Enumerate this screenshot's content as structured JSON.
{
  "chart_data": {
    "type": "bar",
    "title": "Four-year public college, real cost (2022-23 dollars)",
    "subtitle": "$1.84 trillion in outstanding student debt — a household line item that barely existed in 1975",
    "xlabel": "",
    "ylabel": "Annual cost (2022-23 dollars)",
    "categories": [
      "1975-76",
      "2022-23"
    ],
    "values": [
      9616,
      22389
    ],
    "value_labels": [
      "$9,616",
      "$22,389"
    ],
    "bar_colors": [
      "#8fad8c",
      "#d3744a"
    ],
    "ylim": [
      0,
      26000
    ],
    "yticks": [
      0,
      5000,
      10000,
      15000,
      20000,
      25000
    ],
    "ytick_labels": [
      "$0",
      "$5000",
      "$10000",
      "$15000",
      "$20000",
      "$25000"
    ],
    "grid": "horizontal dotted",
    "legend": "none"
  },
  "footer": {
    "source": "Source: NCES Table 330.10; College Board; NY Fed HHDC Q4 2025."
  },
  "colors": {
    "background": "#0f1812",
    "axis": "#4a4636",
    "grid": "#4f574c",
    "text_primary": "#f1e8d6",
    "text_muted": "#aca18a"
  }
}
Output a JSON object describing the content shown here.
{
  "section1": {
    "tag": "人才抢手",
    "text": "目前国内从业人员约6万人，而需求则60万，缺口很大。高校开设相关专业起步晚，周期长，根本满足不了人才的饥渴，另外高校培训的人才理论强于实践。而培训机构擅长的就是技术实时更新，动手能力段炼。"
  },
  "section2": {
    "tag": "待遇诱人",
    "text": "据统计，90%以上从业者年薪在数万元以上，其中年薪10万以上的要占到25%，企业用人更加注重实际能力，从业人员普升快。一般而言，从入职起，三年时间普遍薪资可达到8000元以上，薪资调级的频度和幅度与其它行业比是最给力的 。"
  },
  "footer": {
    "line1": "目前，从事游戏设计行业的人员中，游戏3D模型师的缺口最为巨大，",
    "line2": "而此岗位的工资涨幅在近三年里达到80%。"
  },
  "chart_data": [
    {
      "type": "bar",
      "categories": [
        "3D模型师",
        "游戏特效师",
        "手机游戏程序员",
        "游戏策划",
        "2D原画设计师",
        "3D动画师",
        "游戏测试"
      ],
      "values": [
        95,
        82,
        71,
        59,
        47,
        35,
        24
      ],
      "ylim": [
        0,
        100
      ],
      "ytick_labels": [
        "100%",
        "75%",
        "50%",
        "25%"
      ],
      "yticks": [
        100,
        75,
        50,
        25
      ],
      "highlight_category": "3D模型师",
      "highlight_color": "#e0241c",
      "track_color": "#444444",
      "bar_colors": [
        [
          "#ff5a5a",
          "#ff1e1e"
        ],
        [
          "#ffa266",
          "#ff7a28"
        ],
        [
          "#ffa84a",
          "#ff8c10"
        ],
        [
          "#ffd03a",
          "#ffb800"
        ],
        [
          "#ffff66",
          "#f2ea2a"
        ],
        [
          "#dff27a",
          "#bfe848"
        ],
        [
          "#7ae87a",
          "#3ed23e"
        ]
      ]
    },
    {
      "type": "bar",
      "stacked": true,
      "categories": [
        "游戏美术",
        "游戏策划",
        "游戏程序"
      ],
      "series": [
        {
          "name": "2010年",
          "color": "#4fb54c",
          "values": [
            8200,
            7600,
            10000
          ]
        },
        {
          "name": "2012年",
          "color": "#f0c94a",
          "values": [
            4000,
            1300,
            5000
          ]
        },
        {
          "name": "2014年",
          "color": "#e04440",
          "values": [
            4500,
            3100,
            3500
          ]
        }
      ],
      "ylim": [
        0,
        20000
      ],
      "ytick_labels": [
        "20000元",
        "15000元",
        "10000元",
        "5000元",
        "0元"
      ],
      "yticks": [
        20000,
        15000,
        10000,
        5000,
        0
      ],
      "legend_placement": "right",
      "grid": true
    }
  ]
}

####

Copy every line above that includes the string "content".

Enumerate this screenshot's content as structured JSON.
Output a JSON object describing the content shown here.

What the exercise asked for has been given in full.